## INPUT ROWS

★ ★ ★

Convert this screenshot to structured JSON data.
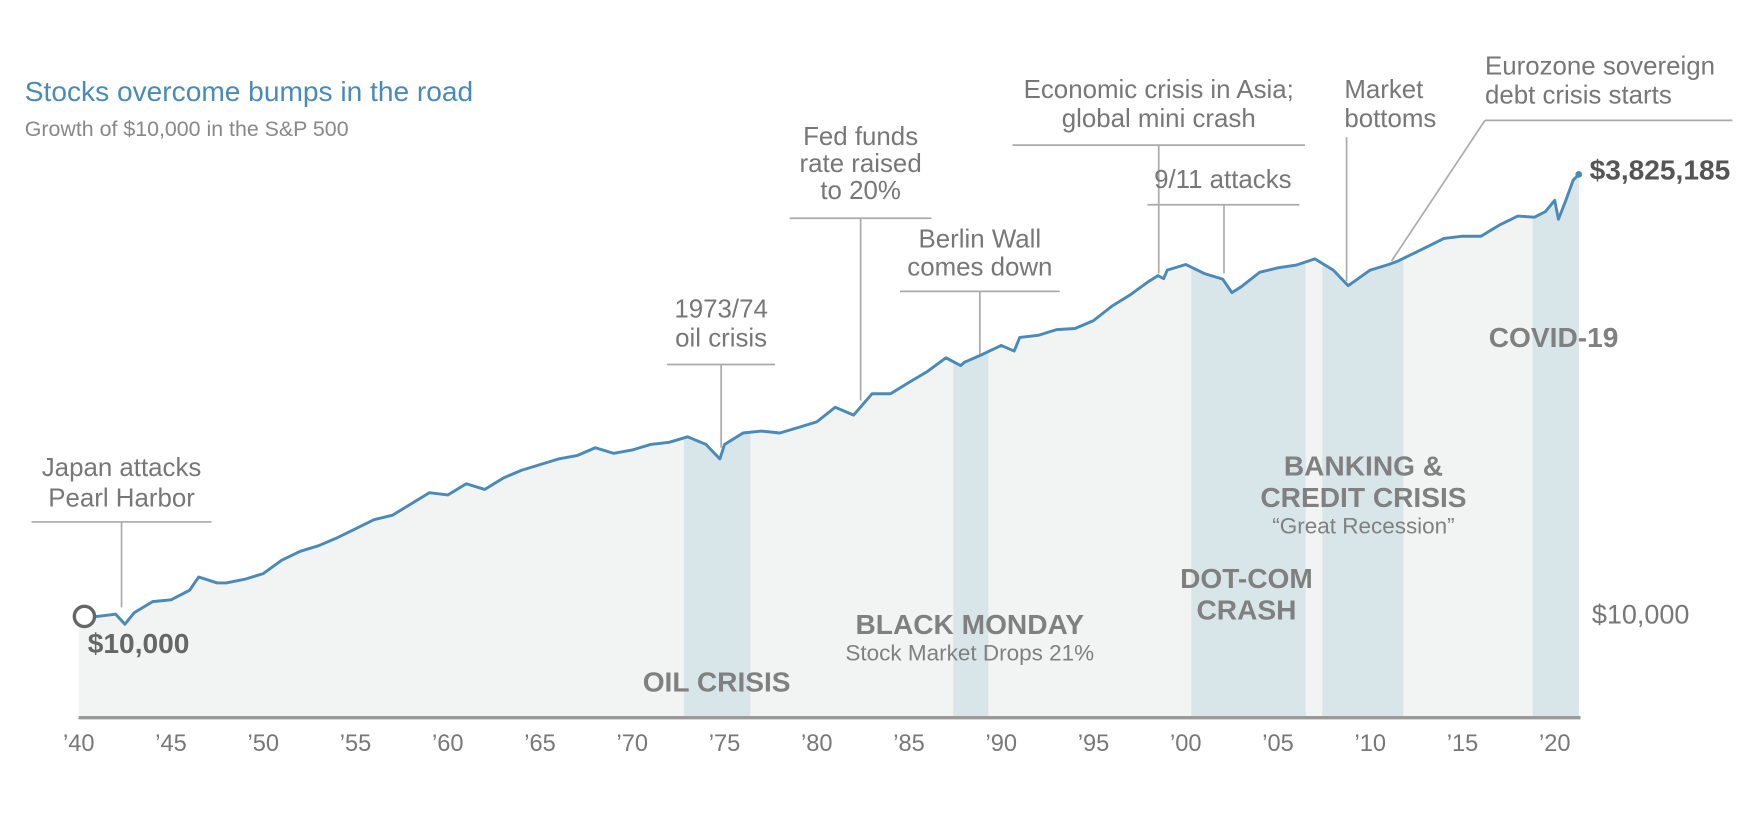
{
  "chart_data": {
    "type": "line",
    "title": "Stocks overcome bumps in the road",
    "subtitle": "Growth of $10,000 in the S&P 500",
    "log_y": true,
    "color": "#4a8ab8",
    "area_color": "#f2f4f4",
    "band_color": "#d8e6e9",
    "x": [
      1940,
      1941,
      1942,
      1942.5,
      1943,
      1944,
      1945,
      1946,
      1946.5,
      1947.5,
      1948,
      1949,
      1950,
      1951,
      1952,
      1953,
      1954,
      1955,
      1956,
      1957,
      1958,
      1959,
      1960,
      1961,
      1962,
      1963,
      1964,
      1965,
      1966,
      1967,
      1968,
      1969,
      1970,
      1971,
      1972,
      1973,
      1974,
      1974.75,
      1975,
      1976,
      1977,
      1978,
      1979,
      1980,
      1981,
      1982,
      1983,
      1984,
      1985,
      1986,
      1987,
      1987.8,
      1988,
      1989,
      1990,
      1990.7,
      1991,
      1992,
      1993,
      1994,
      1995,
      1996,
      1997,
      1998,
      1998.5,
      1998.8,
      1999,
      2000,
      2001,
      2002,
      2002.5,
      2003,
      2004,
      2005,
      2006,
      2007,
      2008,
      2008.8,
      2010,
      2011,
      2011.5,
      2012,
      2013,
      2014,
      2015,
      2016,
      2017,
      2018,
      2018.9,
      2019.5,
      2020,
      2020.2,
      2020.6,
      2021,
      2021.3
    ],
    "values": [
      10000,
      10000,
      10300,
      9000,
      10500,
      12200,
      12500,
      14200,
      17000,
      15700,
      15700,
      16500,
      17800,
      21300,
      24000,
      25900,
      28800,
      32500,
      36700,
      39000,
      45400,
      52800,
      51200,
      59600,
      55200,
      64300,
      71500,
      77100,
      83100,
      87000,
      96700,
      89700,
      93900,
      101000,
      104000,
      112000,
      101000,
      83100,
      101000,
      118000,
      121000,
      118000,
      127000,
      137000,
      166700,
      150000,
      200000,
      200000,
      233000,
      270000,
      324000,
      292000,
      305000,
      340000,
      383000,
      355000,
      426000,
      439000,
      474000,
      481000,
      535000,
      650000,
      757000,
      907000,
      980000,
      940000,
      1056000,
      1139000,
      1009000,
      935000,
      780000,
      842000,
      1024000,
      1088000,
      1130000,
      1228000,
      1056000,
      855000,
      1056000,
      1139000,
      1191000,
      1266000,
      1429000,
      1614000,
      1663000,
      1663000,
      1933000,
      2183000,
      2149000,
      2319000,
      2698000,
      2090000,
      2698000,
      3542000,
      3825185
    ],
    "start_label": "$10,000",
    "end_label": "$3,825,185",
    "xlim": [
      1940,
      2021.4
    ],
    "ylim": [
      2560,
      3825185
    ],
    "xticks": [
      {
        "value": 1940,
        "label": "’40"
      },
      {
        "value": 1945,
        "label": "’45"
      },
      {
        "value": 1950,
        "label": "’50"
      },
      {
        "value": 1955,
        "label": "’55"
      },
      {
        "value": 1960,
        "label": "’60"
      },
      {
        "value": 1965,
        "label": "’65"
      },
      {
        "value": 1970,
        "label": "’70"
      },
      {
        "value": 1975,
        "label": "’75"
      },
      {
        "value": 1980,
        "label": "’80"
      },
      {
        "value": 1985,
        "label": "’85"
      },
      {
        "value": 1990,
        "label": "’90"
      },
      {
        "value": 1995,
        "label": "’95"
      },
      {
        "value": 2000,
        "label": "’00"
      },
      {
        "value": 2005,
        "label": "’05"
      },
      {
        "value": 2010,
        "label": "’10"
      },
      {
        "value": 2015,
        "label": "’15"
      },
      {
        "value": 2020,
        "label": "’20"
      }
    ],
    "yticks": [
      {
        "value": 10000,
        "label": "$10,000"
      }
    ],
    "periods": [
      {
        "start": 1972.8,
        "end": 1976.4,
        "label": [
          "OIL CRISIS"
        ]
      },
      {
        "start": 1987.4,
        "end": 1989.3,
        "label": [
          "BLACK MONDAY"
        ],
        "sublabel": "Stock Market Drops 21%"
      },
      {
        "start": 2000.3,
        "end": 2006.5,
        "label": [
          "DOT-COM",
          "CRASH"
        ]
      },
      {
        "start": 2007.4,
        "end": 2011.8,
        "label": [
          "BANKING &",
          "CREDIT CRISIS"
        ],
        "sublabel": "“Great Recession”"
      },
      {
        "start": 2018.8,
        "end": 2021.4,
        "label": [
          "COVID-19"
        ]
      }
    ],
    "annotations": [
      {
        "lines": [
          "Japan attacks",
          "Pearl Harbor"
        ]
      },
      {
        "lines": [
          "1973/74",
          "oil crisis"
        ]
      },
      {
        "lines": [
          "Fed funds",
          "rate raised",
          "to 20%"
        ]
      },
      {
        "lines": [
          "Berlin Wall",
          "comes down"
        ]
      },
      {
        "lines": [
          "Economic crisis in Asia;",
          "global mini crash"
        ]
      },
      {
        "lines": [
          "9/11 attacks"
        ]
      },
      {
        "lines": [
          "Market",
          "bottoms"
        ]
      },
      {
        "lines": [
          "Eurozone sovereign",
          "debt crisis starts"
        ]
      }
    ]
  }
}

★ ★ ★

## SHORT TASK
Transcribe the whole listing exactly. Pictures stay out of your copy.

## SOLUTION TO THE EXERCISE
Convert this screenshot to structured JSON data.
{
  "chart_data": {
    "type": "line",
    "title": "Stocks overcome bumps in the road",
    "subtitle": "Growth of $10,000 in the S&P 500",
    "log_y": true,
    "color": "#4a8ab8",
    "area_color": "#f2f4f4",
    "band_color": "#d8e6e9",
    "x": [
      1940,
      1941,
      1942,
      1942.5,
      1943,
      1944,
      1945,
      1946,
      1946.5,
      1947.5,
      1948,
      1949,
      1950,
      1951,
      1952,
      1953,
      1954,
      1955,
      1956,
      1957,
      1958,
      1959,
      1960,
      1961,
      1962,
      1963,
      1964,
      1965,
      1966,
      1967,
      1968,
      1969,
      1970,
      1971,
      1972,
      1973,
      1974,
      1974.75,
      1975,
      1976,
      1977,
      1978,
      1979,
      1980,
      1981,
      1982,
      1983,
      1984,
      1985,
      1986,
      1987,
      1987.8,
      1988,
      1989,
      1990,
      1990.7,
      1991,
      1992,
      1993,
      1994,
      1995,
      1996,
      1997,
      1998,
      1998.5,
      1998.8,
      1999,
      2000,
      2001,
      2002,
      2002.5,
      2003,
      2004,
      2005,
      2006,
      2007,
      2008,
      2008.8,
      2010,
      2011,
      2011.5,
      2012,
      2013,
      2014,
      2015,
      2016,
      2017,
      2018,
      2018.9,
      2019.5,
      2020,
      2020.2,
      2020.6,
      2021,
      2021.3
    ],
    "values": [
      10000,
      10000,
      10300,
      9000,
      10500,
      12200,
      12500,
      14200,
      17000,
      15700,
      15700,
      16500,
      17800,
      21300,
      24000,
      25900,
      28800,
      32500,
      36700,
      39000,
      45400,
      52800,
      51200,
      59600,
      55200,
      64300,
      71500,
      77100,
      83100,
      87000,
      96700,
      89700,
      93900,
      101000,
      104000,
      112000,
      101000,
      83100,
      101000,
      118000,
      121000,
      118000,
      127000,
      137000,
      166700,
      150000,
      200000,
      200000,
      233000,
      270000,
      324000,
      292000,
      305000,
      340000,
      383000,
      355000,
      426000,
      439000,
      474000,
      481000,
      535000,
      650000,
      757000,
      907000,
      980000,
      940000,
      1056000,
      1139000,
      1009000,
      935000,
      780000,
      842000,
      1024000,
      1088000,
      1130000,
      1228000,
      1056000,
      855000,
      1056000,
      1139000,
      1191000,
      1266000,
      1429000,
      1614000,
      1663000,
      1663000,
      1933000,
      2183000,
      2149000,
      2319000,
      2698000,
      2090000,
      2698000,
      3542000,
      3825185
    ],
    "start_label": "$10,000",
    "end_label": "$3,825,185",
    "xlim": [
      1940,
      2021.4
    ],
    "ylim": [
      2560,
      3825185
    ],
    "xticks": [
      {
        "value": 1940,
        "label": "’40"
      },
      {
        "value": 1945,
        "label": "’45"
      },
      {
        "value": 1950,
        "label": "’50"
      },
      {
        "value": 1955,
        "label": "’55"
      },
      {
        "value": 1960,
        "label": "’60"
      },
      {
        "value": 1965,
        "label": "’65"
      },
      {
        "value": 1970,
        "label": "’70"
      },
      {
        "value": 1975,
        "label": "’75"
      },
      {
        "value": 1980,
        "label": "’80"
      },
      {
        "value": 1985,
        "label": "’85"
      },
      {
        "value": 1990,
        "label": "’90"
      },
      {
        "value": 1995,
        "label": "’95"
      },
      {
        "value": 2000,
        "label": "’00"
      },
      {
        "value": 2005,
        "label": "’05"
      },
      {
        "value": 2010,
        "label": "’10"
      },
      {
        "value": 2015,
        "label": "’15"
      },
      {
        "value": 2020,
        "label": "’20"
      }
    ],
    "yticks": [
      {
        "value": 10000,
        "label": "$10,000"
      }
    ],
    "periods": [
      {
        "start": 1972.8,
        "end": 1976.4,
        "label": [
          "OIL CRISIS"
        ]
      },
      {
        "start": 1987.4,
        "end": 1989.3,
        "label": [
          "BLACK MONDAY"
        ],
        "sublabel": "Stock Market Drops 21%"
      },
      {
        "start": 2000.3,
        "end": 2006.5,
        "label": [
          "DOT-COM",
          "CRASH"
        ]
      },
      {
        "start": 2007.4,
        "end": 2011.8,
        "label": [
          "BANKING &",
          "CREDIT CRISIS"
        ],
        "sublabel": "“Great Recession”"
      },
      {
        "start": 2018.8,
        "end": 2021.4,
        "label": [
          "COVID-19"
        ]
      }
    ],
    "annotations": [
      {
        "lines": [
          "Japan attacks",
          "Pearl Harbor"
        ]
      },
      {
        "lines": [
          "1973/74",
          "oil crisis"
        ]
      },
      {
        "lines": [
          "Fed funds",
          "rate raised",
          "to 20%"
        ]
      },
      {
        "lines": [
          "Berlin Wall",
          "comes down"
        ]
      },
      {
        "lines": [
          "Economic crisis in Asia;",
          "global mini crash"
        ]
      },
      {
        "lines": [
          "9/11 attacks"
        ]
      },
      {
        "lines": [
          "Market",
          "bottoms"
        ]
      },
      {
        "lines": [
          "Eurozone sovereign",
          "debt crisis starts"
        ]
      }
    ]
  }
}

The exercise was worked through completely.